::: Entries supplied :::

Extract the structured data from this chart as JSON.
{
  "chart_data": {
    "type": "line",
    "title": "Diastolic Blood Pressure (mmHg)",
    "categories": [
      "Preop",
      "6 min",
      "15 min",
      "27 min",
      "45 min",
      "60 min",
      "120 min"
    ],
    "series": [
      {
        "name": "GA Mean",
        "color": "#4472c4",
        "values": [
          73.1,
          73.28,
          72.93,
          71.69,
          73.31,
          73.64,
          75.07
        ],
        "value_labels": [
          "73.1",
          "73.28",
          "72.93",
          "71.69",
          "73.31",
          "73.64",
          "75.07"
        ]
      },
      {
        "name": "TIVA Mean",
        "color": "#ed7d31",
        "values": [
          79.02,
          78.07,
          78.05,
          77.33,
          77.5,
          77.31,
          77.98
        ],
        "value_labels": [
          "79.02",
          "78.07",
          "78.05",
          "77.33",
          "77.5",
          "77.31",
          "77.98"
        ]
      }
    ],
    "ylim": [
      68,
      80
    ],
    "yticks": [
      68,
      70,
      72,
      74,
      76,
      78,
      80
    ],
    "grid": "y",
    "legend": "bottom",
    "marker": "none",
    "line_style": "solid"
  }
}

:::

**Task to carry out:** Retype all of the material, keeping each line exact.

**Solution:**
Extract the structured data from this chart as JSON.
{
  "chart_data": {
    "type": "line",
    "title": "Diastolic Blood Pressure (mmHg)",
    "categories": [
      "Preop",
      "6 min",
      "15 min",
      "27 min",
      "45 min",
      "60 min",
      "120 min"
    ],
    "series": [
      {
        "name": "GA Mean",
        "color": "#4472c4",
        "values": [
          73.1,
          73.28,
          72.93,
          71.69,
          73.31,
          73.64,
          75.07
        ],
        "value_labels": [
          "73.1",
          "73.28",
          "72.93",
          "71.69",
          "73.31",
          "73.64",
          "75.07"
        ]
      },
      {
        "name": "TIVA Mean",
        "color": "#ed7d31",
        "values": [
          79.02,
          78.07,
          78.05,
          77.33,
          77.5,
          77.31,
          77.98
        ],
        "value_labels": [
          "79.02",
          "78.07",
          "78.05",
          "77.33",
          "77.5",
          "77.31",
          "77.98"
        ]
      }
    ],
    "ylim": [
      68,
      80
    ],
    "yticks": [
      68,
      70,
      72,
      74,
      76,
      78,
      80
    ],
    "grid": "y",
    "legend": "bottom",
    "marker": "none",
    "line_style": "solid"
  }
}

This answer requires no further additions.